| Aim |
In the material below, find every line with "ylabel" and pull it out.

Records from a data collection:
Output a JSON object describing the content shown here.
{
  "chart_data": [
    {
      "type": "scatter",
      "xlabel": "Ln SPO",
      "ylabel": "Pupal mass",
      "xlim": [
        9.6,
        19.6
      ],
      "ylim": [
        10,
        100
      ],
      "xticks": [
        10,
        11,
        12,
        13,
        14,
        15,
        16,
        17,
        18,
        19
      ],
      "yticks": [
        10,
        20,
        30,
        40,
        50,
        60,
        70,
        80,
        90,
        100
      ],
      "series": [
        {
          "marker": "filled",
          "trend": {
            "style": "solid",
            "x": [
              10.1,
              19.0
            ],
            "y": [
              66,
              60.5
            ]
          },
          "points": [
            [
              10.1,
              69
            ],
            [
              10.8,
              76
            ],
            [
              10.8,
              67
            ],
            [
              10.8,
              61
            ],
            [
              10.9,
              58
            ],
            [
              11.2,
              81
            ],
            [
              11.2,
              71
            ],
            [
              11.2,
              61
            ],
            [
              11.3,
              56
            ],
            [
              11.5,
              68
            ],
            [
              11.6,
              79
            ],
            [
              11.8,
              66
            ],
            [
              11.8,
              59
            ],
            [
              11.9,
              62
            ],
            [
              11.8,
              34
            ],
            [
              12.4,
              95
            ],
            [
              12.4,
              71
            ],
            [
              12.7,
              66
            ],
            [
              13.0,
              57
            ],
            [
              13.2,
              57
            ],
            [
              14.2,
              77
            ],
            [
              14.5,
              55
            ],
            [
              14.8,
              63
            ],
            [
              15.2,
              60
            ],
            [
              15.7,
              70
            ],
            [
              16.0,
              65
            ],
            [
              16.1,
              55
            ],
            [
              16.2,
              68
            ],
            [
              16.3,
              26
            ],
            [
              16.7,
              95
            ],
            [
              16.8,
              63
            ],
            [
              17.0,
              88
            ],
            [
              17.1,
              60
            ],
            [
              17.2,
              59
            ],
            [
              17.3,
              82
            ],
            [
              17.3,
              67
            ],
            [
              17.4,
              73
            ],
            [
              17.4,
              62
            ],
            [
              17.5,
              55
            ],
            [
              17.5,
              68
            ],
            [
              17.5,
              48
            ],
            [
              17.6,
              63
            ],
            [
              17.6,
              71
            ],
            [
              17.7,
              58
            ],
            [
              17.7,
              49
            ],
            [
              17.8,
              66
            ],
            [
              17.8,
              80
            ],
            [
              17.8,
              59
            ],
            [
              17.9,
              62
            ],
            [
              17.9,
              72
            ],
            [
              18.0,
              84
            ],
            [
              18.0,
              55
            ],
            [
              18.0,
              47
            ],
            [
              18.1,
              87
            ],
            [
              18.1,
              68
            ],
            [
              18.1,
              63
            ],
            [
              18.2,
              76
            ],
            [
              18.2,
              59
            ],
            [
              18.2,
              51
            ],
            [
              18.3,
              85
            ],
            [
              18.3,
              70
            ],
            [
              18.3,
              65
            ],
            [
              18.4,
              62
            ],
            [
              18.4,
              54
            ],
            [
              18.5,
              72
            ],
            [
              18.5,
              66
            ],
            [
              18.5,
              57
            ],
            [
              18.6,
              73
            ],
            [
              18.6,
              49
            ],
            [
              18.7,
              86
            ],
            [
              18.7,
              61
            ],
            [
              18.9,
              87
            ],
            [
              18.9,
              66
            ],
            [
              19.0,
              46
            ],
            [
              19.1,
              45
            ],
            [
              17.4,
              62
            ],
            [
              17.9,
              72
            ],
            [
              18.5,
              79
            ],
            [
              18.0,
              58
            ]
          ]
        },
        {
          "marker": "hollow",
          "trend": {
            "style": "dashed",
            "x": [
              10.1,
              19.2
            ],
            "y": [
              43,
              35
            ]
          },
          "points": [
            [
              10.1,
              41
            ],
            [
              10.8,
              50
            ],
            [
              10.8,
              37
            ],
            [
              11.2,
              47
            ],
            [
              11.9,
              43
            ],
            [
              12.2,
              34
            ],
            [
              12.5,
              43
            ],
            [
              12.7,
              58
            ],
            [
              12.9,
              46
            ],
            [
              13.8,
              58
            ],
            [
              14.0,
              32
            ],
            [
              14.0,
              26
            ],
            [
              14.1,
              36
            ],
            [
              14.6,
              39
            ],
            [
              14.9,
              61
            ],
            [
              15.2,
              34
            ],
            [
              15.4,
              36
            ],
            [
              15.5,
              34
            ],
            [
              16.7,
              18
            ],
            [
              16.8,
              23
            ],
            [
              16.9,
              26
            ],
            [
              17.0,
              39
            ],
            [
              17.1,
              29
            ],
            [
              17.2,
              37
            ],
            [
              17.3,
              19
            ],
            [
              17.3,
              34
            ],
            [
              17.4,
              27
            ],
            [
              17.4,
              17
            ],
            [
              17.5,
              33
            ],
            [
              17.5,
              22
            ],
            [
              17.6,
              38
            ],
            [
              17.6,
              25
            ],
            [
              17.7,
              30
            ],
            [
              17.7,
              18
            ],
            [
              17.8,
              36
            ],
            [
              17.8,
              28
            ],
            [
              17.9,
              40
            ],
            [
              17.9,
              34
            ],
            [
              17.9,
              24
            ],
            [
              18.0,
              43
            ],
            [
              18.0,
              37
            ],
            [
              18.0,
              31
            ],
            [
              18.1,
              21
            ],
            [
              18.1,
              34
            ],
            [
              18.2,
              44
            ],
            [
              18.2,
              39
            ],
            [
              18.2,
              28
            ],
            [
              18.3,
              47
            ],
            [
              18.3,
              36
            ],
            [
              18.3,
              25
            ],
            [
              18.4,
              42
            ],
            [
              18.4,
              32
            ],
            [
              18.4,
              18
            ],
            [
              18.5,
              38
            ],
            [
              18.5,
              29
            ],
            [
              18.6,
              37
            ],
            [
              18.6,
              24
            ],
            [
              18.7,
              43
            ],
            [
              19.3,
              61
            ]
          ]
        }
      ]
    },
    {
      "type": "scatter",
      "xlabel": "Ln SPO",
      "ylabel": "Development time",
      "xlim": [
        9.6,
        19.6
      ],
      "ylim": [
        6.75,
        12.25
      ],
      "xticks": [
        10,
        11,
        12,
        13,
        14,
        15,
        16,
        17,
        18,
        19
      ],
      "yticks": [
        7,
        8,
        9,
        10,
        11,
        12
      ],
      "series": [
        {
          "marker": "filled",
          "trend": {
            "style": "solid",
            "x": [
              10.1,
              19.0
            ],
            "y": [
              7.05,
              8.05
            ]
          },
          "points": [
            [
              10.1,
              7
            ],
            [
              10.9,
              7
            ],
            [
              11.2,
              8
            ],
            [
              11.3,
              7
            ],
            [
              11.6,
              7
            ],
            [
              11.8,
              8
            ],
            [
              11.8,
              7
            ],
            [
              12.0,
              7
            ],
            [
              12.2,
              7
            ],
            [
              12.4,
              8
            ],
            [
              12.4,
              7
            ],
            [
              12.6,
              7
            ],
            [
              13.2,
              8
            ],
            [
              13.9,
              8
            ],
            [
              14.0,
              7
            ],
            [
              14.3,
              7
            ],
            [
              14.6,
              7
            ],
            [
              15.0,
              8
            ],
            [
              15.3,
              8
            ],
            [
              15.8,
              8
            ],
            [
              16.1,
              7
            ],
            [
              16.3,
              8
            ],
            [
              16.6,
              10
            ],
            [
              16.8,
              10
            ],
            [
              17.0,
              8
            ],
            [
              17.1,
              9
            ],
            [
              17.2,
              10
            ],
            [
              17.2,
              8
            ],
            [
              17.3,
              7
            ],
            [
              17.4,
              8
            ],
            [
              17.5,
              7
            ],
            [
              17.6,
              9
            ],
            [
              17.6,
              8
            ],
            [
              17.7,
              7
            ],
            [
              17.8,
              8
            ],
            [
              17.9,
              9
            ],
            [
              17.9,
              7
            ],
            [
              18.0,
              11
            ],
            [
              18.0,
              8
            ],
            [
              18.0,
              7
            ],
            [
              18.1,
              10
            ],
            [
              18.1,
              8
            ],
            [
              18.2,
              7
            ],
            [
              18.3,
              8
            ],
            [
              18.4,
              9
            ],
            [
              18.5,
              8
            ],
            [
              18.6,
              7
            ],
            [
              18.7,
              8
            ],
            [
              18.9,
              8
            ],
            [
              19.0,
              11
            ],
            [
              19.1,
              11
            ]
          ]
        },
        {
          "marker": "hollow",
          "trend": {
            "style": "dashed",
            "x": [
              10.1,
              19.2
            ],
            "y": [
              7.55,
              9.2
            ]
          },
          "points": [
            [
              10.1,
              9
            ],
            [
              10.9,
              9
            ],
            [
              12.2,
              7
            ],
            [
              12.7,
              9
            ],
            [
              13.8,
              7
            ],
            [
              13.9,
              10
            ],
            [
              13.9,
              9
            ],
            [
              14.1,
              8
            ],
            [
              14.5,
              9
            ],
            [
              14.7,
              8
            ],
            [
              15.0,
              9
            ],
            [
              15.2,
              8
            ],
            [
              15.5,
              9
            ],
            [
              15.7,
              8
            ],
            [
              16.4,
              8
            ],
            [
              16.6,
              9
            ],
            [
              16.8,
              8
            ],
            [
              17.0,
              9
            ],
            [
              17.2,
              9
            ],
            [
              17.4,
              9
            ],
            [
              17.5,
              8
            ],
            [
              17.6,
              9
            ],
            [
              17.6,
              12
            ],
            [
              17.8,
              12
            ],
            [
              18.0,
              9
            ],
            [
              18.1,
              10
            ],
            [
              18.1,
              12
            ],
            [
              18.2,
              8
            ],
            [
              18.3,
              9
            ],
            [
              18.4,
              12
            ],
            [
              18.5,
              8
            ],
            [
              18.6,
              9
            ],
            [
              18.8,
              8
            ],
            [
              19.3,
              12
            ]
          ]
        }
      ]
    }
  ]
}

| Exercise solution |
      "ylabel": "Pupal mass",
      "ylabel": "Development time",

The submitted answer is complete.